Short problem: Leave out the images and repeat the listing below without a single change.

(Stored entries)

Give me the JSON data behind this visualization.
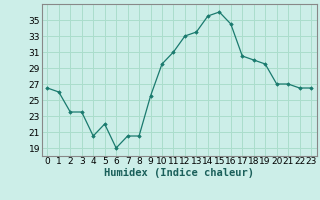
{
  "x": [
    0,
    1,
    2,
    3,
    4,
    5,
    6,
    7,
    8,
    9,
    10,
    11,
    12,
    13,
    14,
    15,
    16,
    17,
    18,
    19,
    20,
    21,
    22,
    23
  ],
  "y": [
    26.5,
    26.0,
    23.5,
    23.5,
    20.5,
    22.0,
    19.0,
    20.5,
    20.5,
    25.5,
    29.5,
    31.0,
    33.0,
    33.5,
    35.5,
    36.0,
    34.5,
    30.5,
    30.0,
    29.5,
    27.0,
    27.0,
    26.5,
    26.5
  ],
  "line_color": "#1a7a6e",
  "marker_color": "#1a7a6e",
  "bg_color": "#cceee8",
  "grid_color": "#aaddcc",
  "spine_color": "#888888",
  "xlabel": "Humidex (Indice chaleur)",
  "xlim": [
    -0.5,
    23.5
  ],
  "ylim": [
    18,
    37
  ],
  "yticks": [
    19,
    21,
    23,
    25,
    27,
    29,
    31,
    33,
    35
  ],
  "xticks": [
    0,
    1,
    2,
    3,
    4,
    5,
    6,
    7,
    8,
    9,
    10,
    11,
    12,
    13,
    14,
    15,
    16,
    17,
    18,
    19,
    20,
    21,
    22,
    23
  ],
  "label_fontsize": 7.5,
  "tick_fontsize": 6.5
}
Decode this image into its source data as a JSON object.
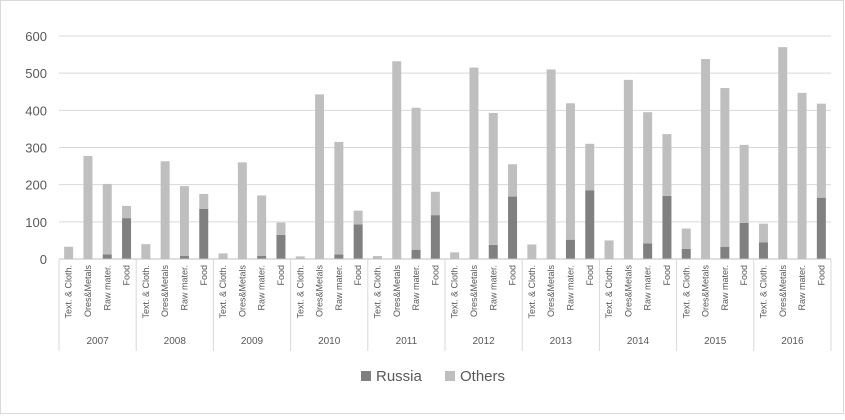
{
  "chart_data": {
    "type": "bar",
    "stacked": true,
    "ylim": [
      0,
      600
    ],
    "yticks": [
      0,
      100,
      200,
      300,
      400,
      500,
      600
    ],
    "grid": true,
    "legend_position": "bottom",
    "colors": {
      "Russia": "#808080",
      "Others": "#bfbfbf",
      "grid": "#d9d9d9",
      "axis": "#bfbfbf",
      "text": "#595959"
    },
    "categories": [
      "Text. & Cloth.",
      "Ores&Metals",
      "Raw mater.",
      "Food"
    ],
    "years": [
      "2007",
      "2008",
      "2009",
      "2010",
      "2011",
      "2012",
      "2013",
      "2014",
      "2015",
      "2016"
    ],
    "series": [
      {
        "name": "Russia",
        "values": [
          [
            0,
            0,
            12,
            110
          ],
          [
            0,
            0,
            8,
            135
          ],
          [
            0,
            0,
            8,
            65
          ],
          [
            0,
            0,
            12,
            93
          ],
          [
            0,
            0,
            25,
            118
          ],
          [
            0,
            0,
            38,
            168
          ],
          [
            0,
            0,
            52,
            185
          ],
          [
            0,
            0,
            42,
            170
          ],
          [
            27,
            0,
            33,
            97
          ],
          [
            45,
            0,
            0,
            165
          ]
        ]
      },
      {
        "name": "Others",
        "values": [
          [
            33,
            277,
            190,
            33
          ],
          [
            40,
            263,
            188,
            40
          ],
          [
            15,
            260,
            163,
            33
          ],
          [
            7,
            443,
            303,
            37
          ],
          [
            8,
            532,
            382,
            63
          ],
          [
            18,
            515,
            355,
            87
          ],
          [
            39,
            510,
            367,
            125
          ],
          [
            50,
            482,
            353,
            166
          ],
          [
            55,
            538,
            427,
            210
          ],
          [
            50,
            570,
            447,
            253
          ]
        ]
      }
    ]
  }
}
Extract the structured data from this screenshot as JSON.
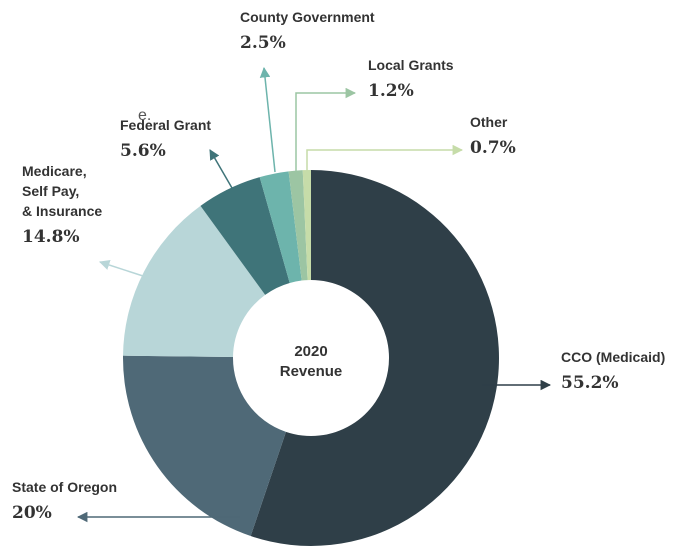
{
  "chart_data": {
    "type": "donut",
    "categories": [
      "CCO (Medicaid)",
      "State of Oregon",
      "Medicare,\nSelf Pay,\n& Insurance",
      "Federal Grant",
      "County Government",
      "Local Grants",
      "Other"
    ],
    "values": [
      55.2,
      20,
      14.8,
      5.6,
      2.5,
      1.2,
      0.7
    ],
    "value_labels": [
      "55.2%",
      "20%",
      "14.8%",
      "5.6%",
      "2.5%",
      "1.2%",
      "0.7%"
    ],
    "colors": [
      "#2f3f48",
      "#4f6977",
      "#b8d6d8",
      "#3f7479",
      "#6db4ac",
      "#9cc5a3",
      "#c6dca9"
    ],
    "center_label": [
      "2020",
      "Revenue"
    ],
    "fragment": "e."
  }
}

The result:
Give me the JSON data behind this visualization.
{
  "x": [
    0,
    1,
    2,
    3,
    4,
    5,
    6,
    7,
    8,
    9,
    10,
    11,
    12,
    13,
    14,
    15,
    16,
    17,
    18,
    19,
    20,
    21,
    22,
    23
  ],
  "y": [
    26.5,
    26.0,
    23.5,
    23.5,
    20.5,
    22.0,
    19.0,
    20.5,
    20.5,
    25.5,
    29.5,
    31.0,
    33.0,
    33.5,
    35.5,
    36.0,
    34.5,
    30.5,
    30.0,
    29.5,
    27.0,
    27.0,
    26.5,
    26.5
  ],
  "line_color": "#1a7a6e",
  "marker_color": "#1a7a6e",
  "bg_color": "#cceee8",
  "grid_color": "#aaddcc",
  "spine_color": "#888888",
  "xlabel": "Humidex (Indice chaleur)",
  "xlim": [
    -0.5,
    23.5
  ],
  "ylim": [
    18,
    37
  ],
  "yticks": [
    19,
    21,
    23,
    25,
    27,
    29,
    31,
    33,
    35
  ],
  "xticks": [
    0,
    1,
    2,
    3,
    4,
    5,
    6,
    7,
    8,
    9,
    10,
    11,
    12,
    13,
    14,
    15,
    16,
    17,
    18,
    19,
    20,
    21,
    22,
    23
  ],
  "label_fontsize": 7.5,
  "tick_fontsize": 6.5
}
Decode this image into its source data as a JSON object.
{
  "chart_data": {
    "type": "bar",
    "stacked": true,
    "ylim": [
      0,
      600
    ],
    "yticks": [
      0,
      100,
      200,
      300,
      400,
      500,
      600
    ],
    "grid": true,
    "legend_position": "bottom",
    "colors": {
      "Russia": "#808080",
      "Others": "#bfbfbf",
      "grid": "#d9d9d9",
      "axis": "#bfbfbf",
      "text": "#595959"
    },
    "categories": [
      "Text. & Cloth.",
      "Ores&Metals",
      "Raw mater.",
      "Food"
    ],
    "years": [
      "2007",
      "2008",
      "2009",
      "2010",
      "2011",
      "2012",
      "2013",
      "2014",
      "2015",
      "2016"
    ],
    "series": [
      {
        "name": "Russia",
        "values": [
          [
            0,
            0,
            12,
            110
          ],
          [
            0,
            0,
            8,
            135
          ],
          [
            0,
            0,
            8,
            65
          ],
          [
            0,
            0,
            12,
            93
          ],
          [
            0,
            0,
            25,
            118
          ],
          [
            0,
            0,
            38,
            168
          ],
          [
            0,
            0,
            52,
            185
          ],
          [
            0,
            0,
            42,
            170
          ],
          [
            27,
            0,
            33,
            97
          ],
          [
            45,
            0,
            0,
            165
          ]
        ]
      },
      {
        "name": "Others",
        "values": [
          [
            33,
            277,
            190,
            33
          ],
          [
            40,
            263,
            188,
            40
          ],
          [
            15,
            260,
            163,
            33
          ],
          [
            7,
            443,
            303,
            37
          ],
          [
            8,
            532,
            382,
            63
          ],
          [
            18,
            515,
            355,
            87
          ],
          [
            39,
            510,
            367,
            125
          ],
          [
            50,
            482,
            353,
            166
          ],
          [
            55,
            538,
            427,
            210
          ],
          [
            50,
            570,
            447,
            253
          ]
        ]
      }
    ]
  }
}
Extract the structured data from this screenshot as JSON.
{
  "chart_data": {
    "type": "donut",
    "categories": [
      "CCO (Medicaid)",
      "State of Oregon",
      "Medicare,\nSelf Pay,\n& Insurance",
      "Federal Grant",
      "County Government",
      "Local Grants",
      "Other"
    ],
    "values": [
      55.2,
      20,
      14.8,
      5.6,
      2.5,
      1.2,
      0.7
    ],
    "value_labels": [
      "55.2%",
      "20%",
      "14.8%",
      "5.6%",
      "2.5%",
      "1.2%",
      "0.7%"
    ],
    "colors": [
      "#2f3f48",
      "#4f6977",
      "#b8d6d8",
      "#3f7479",
      "#6db4ac",
      "#9cc5a3",
      "#c6dca9"
    ],
    "center_label": [
      "2020",
      "Revenue"
    ],
    "fragment": "e."
  }
}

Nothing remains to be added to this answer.